### DATASET ENTRIES
___

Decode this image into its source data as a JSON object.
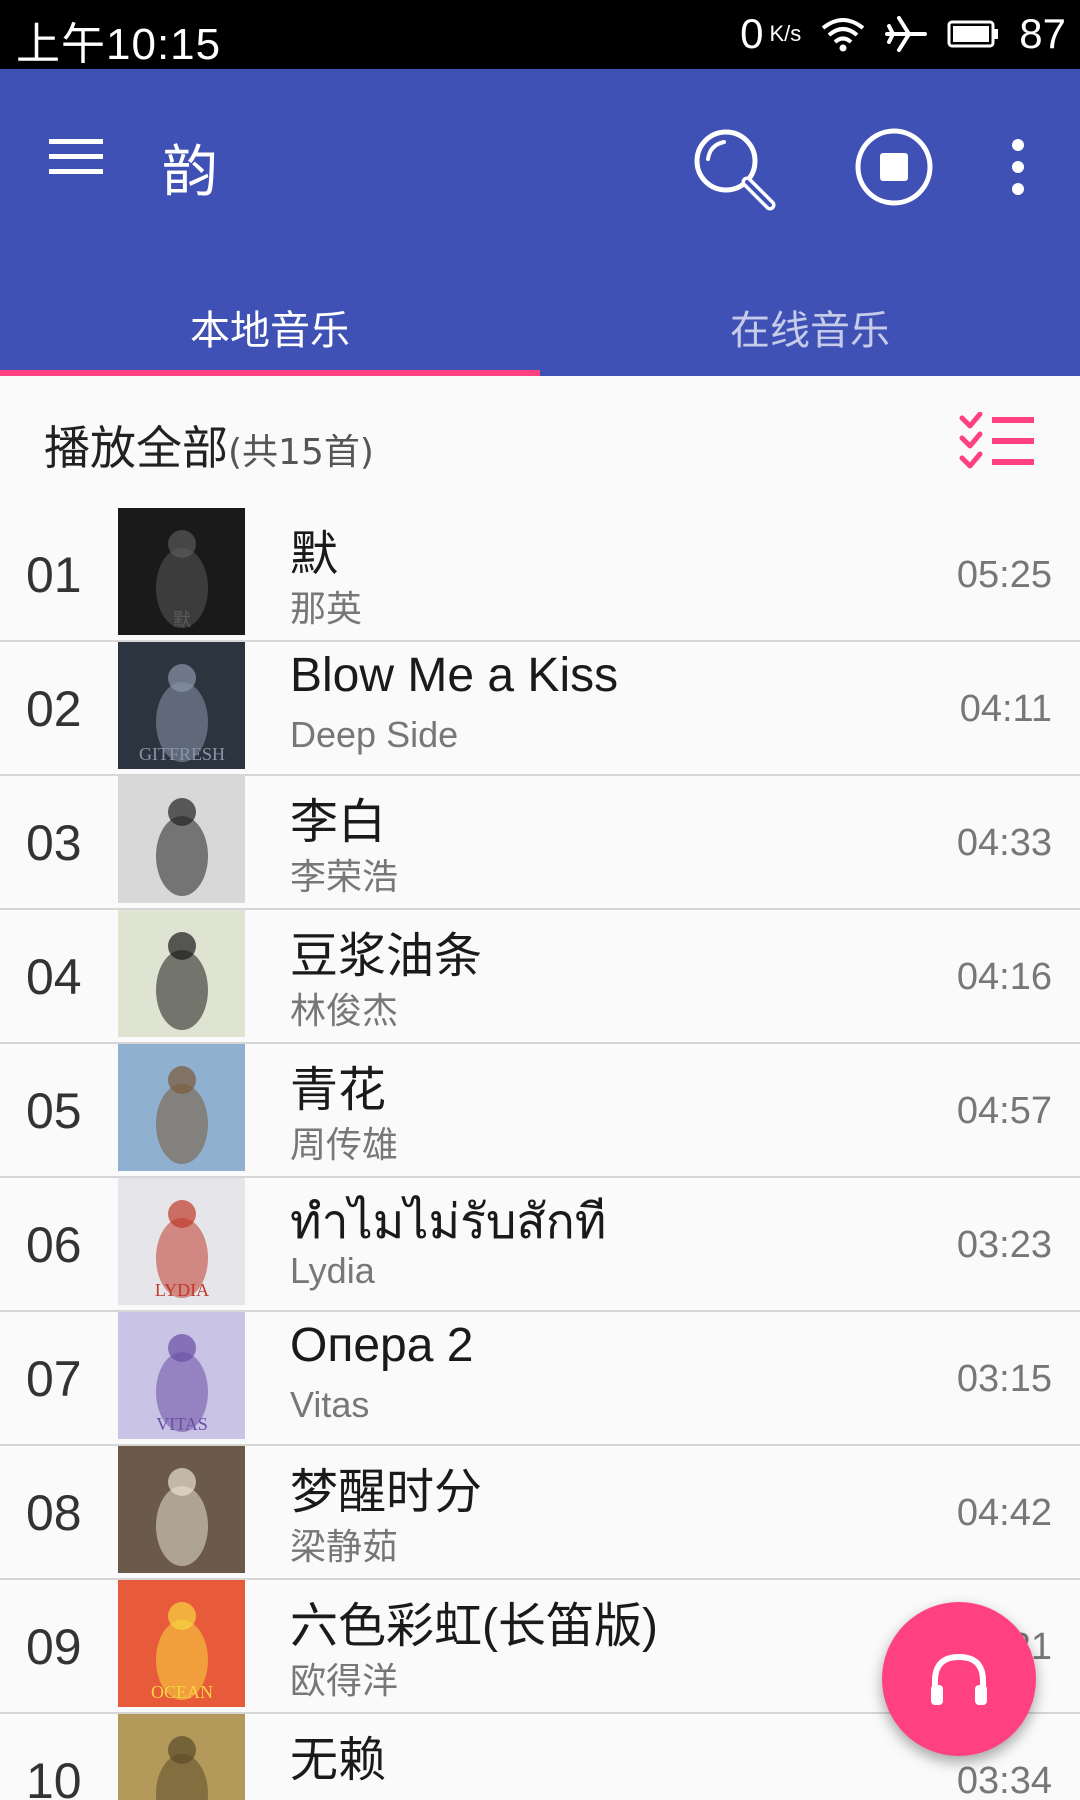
{
  "status_bar": {
    "time": "上午10:15",
    "net_speed": "0",
    "net_unit": "K/s",
    "battery": "87"
  },
  "app_bar": {
    "title": "韵",
    "tabs": [
      {
        "label": "本地音乐",
        "active": true
      },
      {
        "label": "在线音乐",
        "active": false
      }
    ],
    "accent_color": "#3f51b5",
    "indicator_color": "#ff4081"
  },
  "play_all": {
    "label": "播放全部",
    "count": "(共15首)"
  },
  "songs": [
    {
      "index": "01",
      "title": "默",
      "artist": "那英",
      "duration": "05:25"
    },
    {
      "index": "02",
      "title": "Blow Me a Kiss",
      "artist": "Deep Side",
      "duration": "04:11"
    },
    {
      "index": "03",
      "title": "李白",
      "artist": "李荣浩",
      "duration": "04:33"
    },
    {
      "index": "04",
      "title": "豆浆油条",
      "artist": "林俊杰",
      "duration": "04:16"
    },
    {
      "index": "05",
      "title": "青花",
      "artist": "周传雄",
      "duration": "04:57"
    },
    {
      "index": "06",
      "title": "ทำไมไม่รับสักที",
      "artist": "Lydia",
      "duration": "03:23"
    },
    {
      "index": "07",
      "title": "Опера 2",
      "artist": "Vitas",
      "duration": "03:15"
    },
    {
      "index": "08",
      "title": "梦醒时分",
      "artist": "梁静茹",
      "duration": "04:42"
    },
    {
      "index": "09",
      "title": "六色彩虹(长笛版)",
      "artist": "欧得洋",
      "duration": "04:21"
    },
    {
      "index": "10",
      "title": "无赖",
      "artist": "",
      "duration": "03:34"
    }
  ],
  "covers": [
    {
      "bg": "#1a1a1a",
      "fg": "#5a5a5a",
      "text": "默"
    },
    {
      "bg": "#2c3440",
      "fg": "#8a95a8",
      "text": "GITFRESH"
    },
    {
      "bg": "#d8d8d8",
      "fg": "#222222",
      "text": ""
    },
    {
      "bg": "#dfe4d2",
      "fg": "#1a1a1a",
      "text": ""
    },
    {
      "bg": "#8fb1cf",
      "fg": "#7a5a3a",
      "text": ""
    },
    {
      "bg": "#e6e6ea",
      "fg": "#c0392b",
      "text": "LYDIA"
    },
    {
      "bg": "#c9c3e6",
      "fg": "#6a4fa3",
      "text": "VITAS"
    },
    {
      "bg": "#6b5a4a",
      "fg": "#e8e0d0",
      "text": ""
    },
    {
      "bg": "#e85b3a",
      "fg": "#f7d640",
      "text": "OCEAN"
    },
    {
      "bg": "#b39a5a",
      "fg": "#5a4a2a",
      "text": ""
    }
  ],
  "fab": {
    "icon": "headphones-icon",
    "color": "#ff4081"
  }
}
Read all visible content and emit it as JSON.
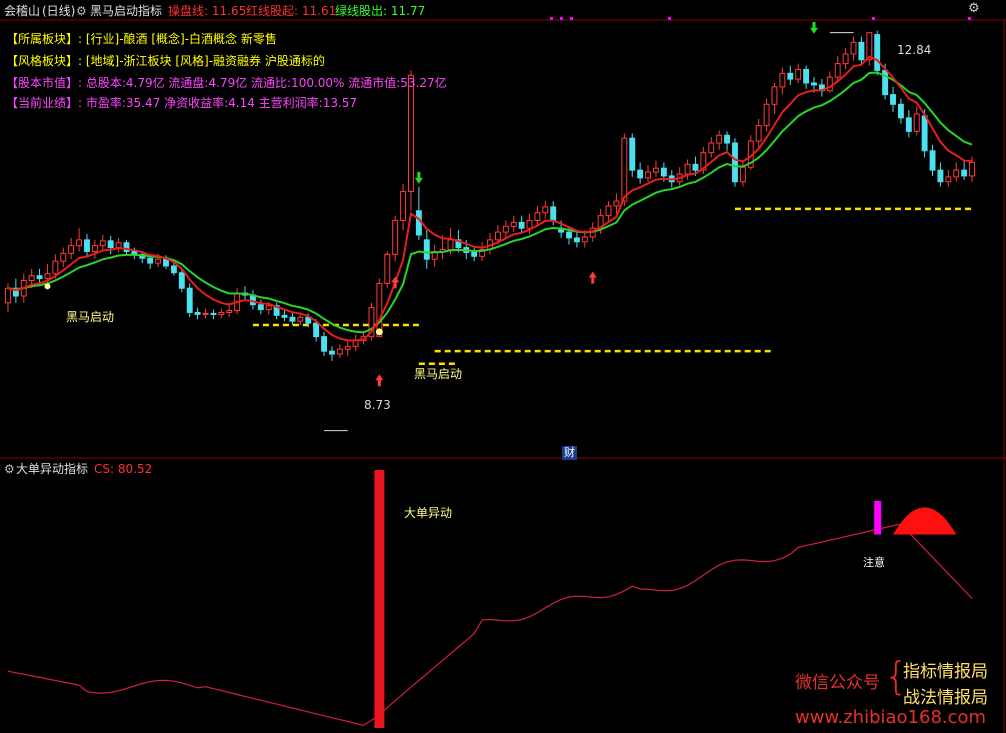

___

### PROBLEM REQUIREMENTS
Check each line in the listing above for the string "artist", then report how many lines contain it, with no other text.

### RESPONSE BELOW
10